#### WORK TO DO:
Pull out every line in the data that has the string "порядка" in it.

===============

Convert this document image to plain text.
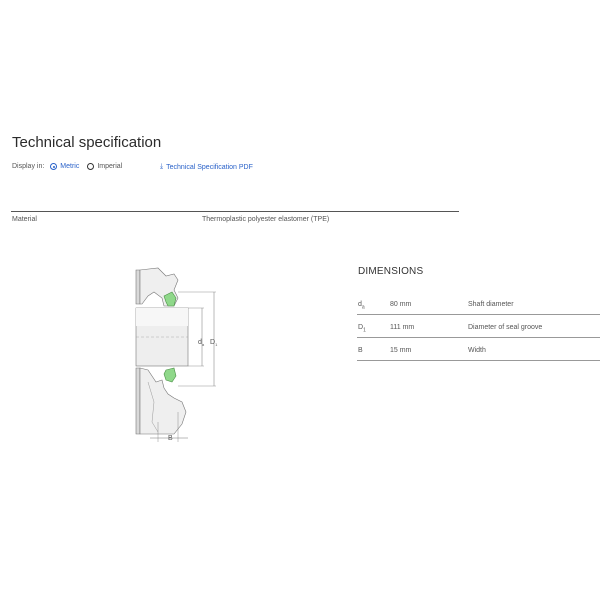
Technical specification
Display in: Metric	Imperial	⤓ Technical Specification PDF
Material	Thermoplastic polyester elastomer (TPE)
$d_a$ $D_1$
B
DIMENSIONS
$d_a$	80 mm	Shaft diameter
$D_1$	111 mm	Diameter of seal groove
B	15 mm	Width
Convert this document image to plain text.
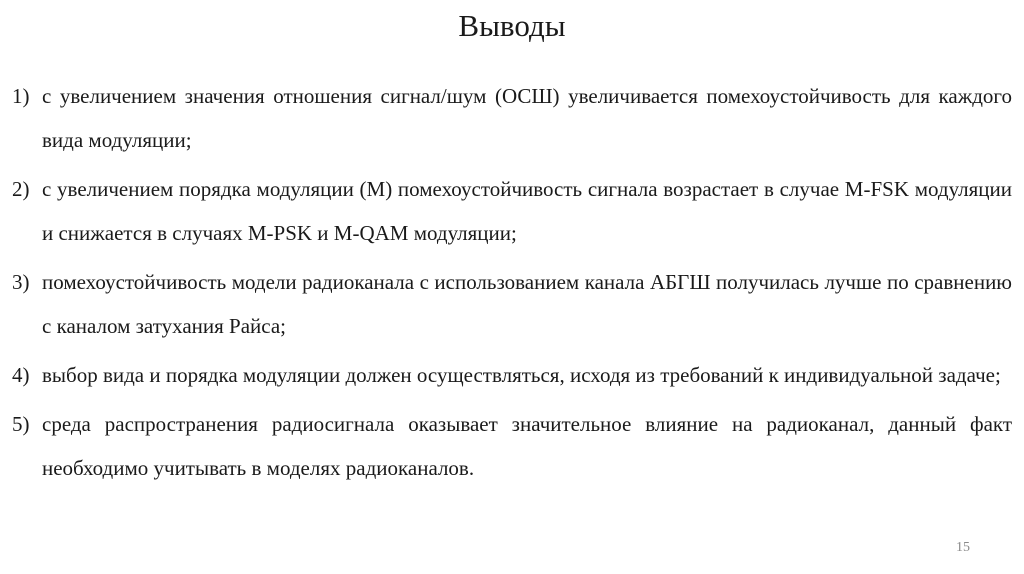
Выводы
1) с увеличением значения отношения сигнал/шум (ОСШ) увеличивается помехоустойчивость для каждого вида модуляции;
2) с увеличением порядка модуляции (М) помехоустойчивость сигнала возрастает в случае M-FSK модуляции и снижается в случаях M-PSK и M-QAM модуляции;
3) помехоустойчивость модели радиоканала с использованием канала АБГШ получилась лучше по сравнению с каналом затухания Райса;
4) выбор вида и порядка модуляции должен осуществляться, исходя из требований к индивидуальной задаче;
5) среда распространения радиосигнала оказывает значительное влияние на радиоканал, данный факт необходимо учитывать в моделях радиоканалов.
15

===============

#### SOLUTION BELOW:
2) с увеличением порядка модуляции (М) помехоустойчивость сигнала возрастает в случае M-FSK модуляции и снижается в случаях M-PSK и M-QAM модуляции;
4) выбор вида и порядка модуляции должен осуществляться, исходя из требований к индивидуальной задаче;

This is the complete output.